» **PROVIDED ENTRIES**:

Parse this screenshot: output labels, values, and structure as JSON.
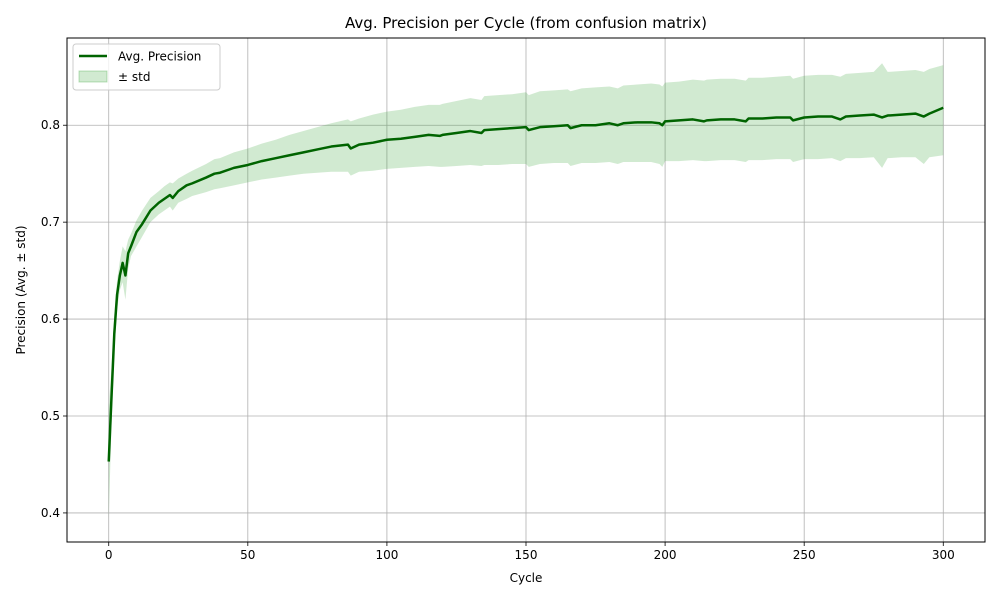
{
  "chart_data": {
    "type": "line",
    "title": "Avg. Precision per Cycle (from confusion matrix)",
    "xlabel": "Cycle",
    "ylabel": "Precision (Avg. ± std)",
    "xlim": [
      -15,
      315
    ],
    "ylim": [
      0.37,
      0.89
    ],
    "xticks": [
      0,
      50,
      100,
      150,
      200,
      250,
      300
    ],
    "yticks": [
      0.4,
      0.5,
      0.6,
      0.7,
      0.8
    ],
    "ytick_labels": [
      "0.4",
      "0.5",
      "0.6",
      "0.7",
      "0.8"
    ],
    "grid": true,
    "legend_position": "top-left",
    "series": [
      {
        "name": "Avg. Precision",
        "kind": "line",
        "color": "#006400",
        "x": [
          0,
          1,
          2,
          3,
          4,
          5,
          6,
          7,
          8,
          10,
          12,
          15,
          18,
          20,
          22,
          23,
          25,
          28,
          30,
          35,
          38,
          40,
          45,
          50,
          55,
          60,
          65,
          70,
          75,
          80,
          86,
          87,
          90,
          95,
          100,
          105,
          110,
          115,
          119,
          120,
          125,
          130,
          134,
          135,
          140,
          145,
          150,
          151,
          155,
          160,
          165,
          166,
          170,
          175,
          180,
          183,
          185,
          190,
          195,
          198,
          199,
          200,
          205,
          210,
          214,
          215,
          220,
          225,
          229,
          230,
          235,
          240,
          245,
          246,
          250,
          255,
          260,
          263,
          265,
          270,
          275,
          278,
          280,
          285,
          290,
          293,
          295,
          300
        ],
        "y": [
          0.453,
          0.52,
          0.585,
          0.625,
          0.645,
          0.658,
          0.645,
          0.668,
          0.675,
          0.69,
          0.698,
          0.712,
          0.72,
          0.724,
          0.728,
          0.725,
          0.732,
          0.738,
          0.74,
          0.746,
          0.75,
          0.751,
          0.756,
          0.759,
          0.763,
          0.766,
          0.769,
          0.772,
          0.775,
          0.778,
          0.78,
          0.776,
          0.78,
          0.782,
          0.785,
          0.786,
          0.788,
          0.79,
          0.789,
          0.79,
          0.792,
          0.794,
          0.792,
          0.795,
          0.796,
          0.797,
          0.798,
          0.795,
          0.798,
          0.799,
          0.8,
          0.797,
          0.8,
          0.8,
          0.802,
          0.8,
          0.802,
          0.803,
          0.803,
          0.802,
          0.8,
          0.804,
          0.805,
          0.806,
          0.804,
          0.805,
          0.806,
          0.806,
          0.804,
          0.807,
          0.807,
          0.808,
          0.808,
          0.805,
          0.808,
          0.809,
          0.809,
          0.806,
          0.809,
          0.81,
          0.811,
          0.808,
          0.81,
          0.811,
          0.812,
          0.809,
          0.812,
          0.818
        ]
      },
      {
        "name": "± std",
        "kind": "band",
        "color": "#2ca02c",
        "opacity": 0.22,
        "x": [
          0,
          1,
          2,
          3,
          4,
          5,
          6,
          7,
          8,
          10,
          12,
          15,
          18,
          20,
          22,
          23,
          25,
          28,
          30,
          35,
          38,
          40,
          45,
          50,
          55,
          60,
          65,
          70,
          75,
          80,
          86,
          87,
          90,
          95,
          100,
          105,
          110,
          115,
          119,
          120,
          125,
          130,
          134,
          135,
          140,
          145,
          150,
          151,
          155,
          160,
          165,
          166,
          170,
          175,
          180,
          183,
          185,
          190,
          195,
          198,
          199,
          200,
          205,
          210,
          214,
          215,
          220,
          225,
          229,
          230,
          235,
          240,
          245,
          246,
          250,
          255,
          260,
          263,
          265,
          270,
          275,
          278,
          280,
          285,
          290,
          293,
          295,
          300
        ],
        "lower": [
          0.395,
          0.49,
          0.565,
          0.61,
          0.63,
          0.638,
          0.62,
          0.652,
          0.665,
          0.675,
          0.685,
          0.7,
          0.708,
          0.712,
          0.716,
          0.712,
          0.72,
          0.724,
          0.727,
          0.731,
          0.734,
          0.735,
          0.738,
          0.741,
          0.744,
          0.746,
          0.748,
          0.75,
          0.751,
          0.752,
          0.752,
          0.748,
          0.752,
          0.753,
          0.755,
          0.756,
          0.757,
          0.758,
          0.757,
          0.757,
          0.758,
          0.759,
          0.758,
          0.759,
          0.759,
          0.76,
          0.76,
          0.757,
          0.76,
          0.761,
          0.761,
          0.758,
          0.761,
          0.761,
          0.762,
          0.76,
          0.762,
          0.762,
          0.762,
          0.76,
          0.757,
          0.763,
          0.763,
          0.764,
          0.763,
          0.763,
          0.764,
          0.764,
          0.762,
          0.764,
          0.764,
          0.765,
          0.765,
          0.762,
          0.765,
          0.765,
          0.766,
          0.763,
          0.766,
          0.766,
          0.767,
          0.756,
          0.766,
          0.767,
          0.767,
          0.76,
          0.767,
          0.769
        ],
        "upper": [
          0.51,
          0.55,
          0.605,
          0.64,
          0.66,
          0.675,
          0.67,
          0.682,
          0.688,
          0.702,
          0.712,
          0.725,
          0.732,
          0.737,
          0.741,
          0.74,
          0.745,
          0.75,
          0.753,
          0.76,
          0.765,
          0.766,
          0.772,
          0.776,
          0.781,
          0.785,
          0.79,
          0.794,
          0.798,
          0.802,
          0.806,
          0.804,
          0.807,
          0.811,
          0.814,
          0.816,
          0.819,
          0.821,
          0.821,
          0.822,
          0.825,
          0.828,
          0.826,
          0.83,
          0.831,
          0.832,
          0.834,
          0.831,
          0.835,
          0.836,
          0.837,
          0.835,
          0.838,
          0.839,
          0.84,
          0.838,
          0.841,
          0.842,
          0.843,
          0.842,
          0.84,
          0.844,
          0.845,
          0.847,
          0.846,
          0.847,
          0.848,
          0.848,
          0.846,
          0.849,
          0.849,
          0.85,
          0.851,
          0.848,
          0.851,
          0.852,
          0.852,
          0.85,
          0.853,
          0.854,
          0.855,
          0.864,
          0.855,
          0.856,
          0.857,
          0.855,
          0.858,
          0.862
        ]
      }
    ]
  }
}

» **TASK BRIEF**:
Copy out all of the material exactly as written, without its pictures.

» **COMPLETE OUTPUT**:
Parse this screenshot: output labels, values, and structure as JSON.
{
  "chart_data": {
    "type": "line",
    "title": "Avg. Precision per Cycle (from confusion matrix)",
    "xlabel": "Cycle",
    "ylabel": "Precision (Avg. ± std)",
    "xlim": [
      -15,
      315
    ],
    "ylim": [
      0.37,
      0.89
    ],
    "xticks": [
      0,
      50,
      100,
      150,
      200,
      250,
      300
    ],
    "yticks": [
      0.4,
      0.5,
      0.6,
      0.7,
      0.8
    ],
    "ytick_labels": [
      "0.4",
      "0.5",
      "0.6",
      "0.7",
      "0.8"
    ],
    "grid": true,
    "legend_position": "top-left",
    "series": [
      {
        "name": "Avg. Precision",
        "kind": "line",
        "color": "#006400",
        "x": [
          0,
          1,
          2,
          3,
          4,
          5,
          6,
          7,
          8,
          10,
          12,
          15,
          18,
          20,
          22,
          23,
          25,
          28,
          30,
          35,
          38,
          40,
          45,
          50,
          55,
          60,
          65,
          70,
          75,
          80,
          86,
          87,
          90,
          95,
          100,
          105,
          110,
          115,
          119,
          120,
          125,
          130,
          134,
          135,
          140,
          145,
          150,
          151,
          155,
          160,
          165,
          166,
          170,
          175,
          180,
          183,
          185,
          190,
          195,
          198,
          199,
          200,
          205,
          210,
          214,
          215,
          220,
          225,
          229,
          230,
          235,
          240,
          245,
          246,
          250,
          255,
          260,
          263,
          265,
          270,
          275,
          278,
          280,
          285,
          290,
          293,
          295,
          300
        ],
        "y": [
          0.453,
          0.52,
          0.585,
          0.625,
          0.645,
          0.658,
          0.645,
          0.668,
          0.675,
          0.69,
          0.698,
          0.712,
          0.72,
          0.724,
          0.728,
          0.725,
          0.732,
          0.738,
          0.74,
          0.746,
          0.75,
          0.751,
          0.756,
          0.759,
          0.763,
          0.766,
          0.769,
          0.772,
          0.775,
          0.778,
          0.78,
          0.776,
          0.78,
          0.782,
          0.785,
          0.786,
          0.788,
          0.79,
          0.789,
          0.79,
          0.792,
          0.794,
          0.792,
          0.795,
          0.796,
          0.797,
          0.798,
          0.795,
          0.798,
          0.799,
          0.8,
          0.797,
          0.8,
          0.8,
          0.802,
          0.8,
          0.802,
          0.803,
          0.803,
          0.802,
          0.8,
          0.804,
          0.805,
          0.806,
          0.804,
          0.805,
          0.806,
          0.806,
          0.804,
          0.807,
          0.807,
          0.808,
          0.808,
          0.805,
          0.808,
          0.809,
          0.809,
          0.806,
          0.809,
          0.81,
          0.811,
          0.808,
          0.81,
          0.811,
          0.812,
          0.809,
          0.812,
          0.818
        ]
      },
      {
        "name": "± std",
        "kind": "band",
        "color": "#2ca02c",
        "opacity": 0.22,
        "x": [
          0,
          1,
          2,
          3,
          4,
          5,
          6,
          7,
          8,
          10,
          12,
          15,
          18,
          20,
          22,
          23,
          25,
          28,
          30,
          35,
          38,
          40,
          45,
          50,
          55,
          60,
          65,
          70,
          75,
          80,
          86,
          87,
          90,
          95,
          100,
          105,
          110,
          115,
          119,
          120,
          125,
          130,
          134,
          135,
          140,
          145,
          150,
          151,
          155,
          160,
          165,
          166,
          170,
          175,
          180,
          183,
          185,
          190,
          195,
          198,
          199,
          200,
          205,
          210,
          214,
          215,
          220,
          225,
          229,
          230,
          235,
          240,
          245,
          246,
          250,
          255,
          260,
          263,
          265,
          270,
          275,
          278,
          280,
          285,
          290,
          293,
          295,
          300
        ],
        "lower": [
          0.395,
          0.49,
          0.565,
          0.61,
          0.63,
          0.638,
          0.62,
          0.652,
          0.665,
          0.675,
          0.685,
          0.7,
          0.708,
          0.712,
          0.716,
          0.712,
          0.72,
          0.724,
          0.727,
          0.731,
          0.734,
          0.735,
          0.738,
          0.741,
          0.744,
          0.746,
          0.748,
          0.75,
          0.751,
          0.752,
          0.752,
          0.748,
          0.752,
          0.753,
          0.755,
          0.756,
          0.757,
          0.758,
          0.757,
          0.757,
          0.758,
          0.759,
          0.758,
          0.759,
          0.759,
          0.76,
          0.76,
          0.757,
          0.76,
          0.761,
          0.761,
          0.758,
          0.761,
          0.761,
          0.762,
          0.76,
          0.762,
          0.762,
          0.762,
          0.76,
          0.757,
          0.763,
          0.763,
          0.764,
          0.763,
          0.763,
          0.764,
          0.764,
          0.762,
          0.764,
          0.764,
          0.765,
          0.765,
          0.762,
          0.765,
          0.765,
          0.766,
          0.763,
          0.766,
          0.766,
          0.767,
          0.756,
          0.766,
          0.767,
          0.767,
          0.76,
          0.767,
          0.769
        ],
        "upper": [
          0.51,
          0.55,
          0.605,
          0.64,
          0.66,
          0.675,
          0.67,
          0.682,
          0.688,
          0.702,
          0.712,
          0.725,
          0.732,
          0.737,
          0.741,
          0.74,
          0.745,
          0.75,
          0.753,
          0.76,
          0.765,
          0.766,
          0.772,
          0.776,
          0.781,
          0.785,
          0.79,
          0.794,
          0.798,
          0.802,
          0.806,
          0.804,
          0.807,
          0.811,
          0.814,
          0.816,
          0.819,
          0.821,
          0.821,
          0.822,
          0.825,
          0.828,
          0.826,
          0.83,
          0.831,
          0.832,
          0.834,
          0.831,
          0.835,
          0.836,
          0.837,
          0.835,
          0.838,
          0.839,
          0.84,
          0.838,
          0.841,
          0.842,
          0.843,
          0.842,
          0.84,
          0.844,
          0.845,
          0.847,
          0.846,
          0.847,
          0.848,
          0.848,
          0.846,
          0.849,
          0.849,
          0.85,
          0.851,
          0.848,
          0.851,
          0.852,
          0.852,
          0.85,
          0.853,
          0.854,
          0.855,
          0.864,
          0.855,
          0.856,
          0.857,
          0.855,
          0.858,
          0.862
        ]
      }
    ]
  }
}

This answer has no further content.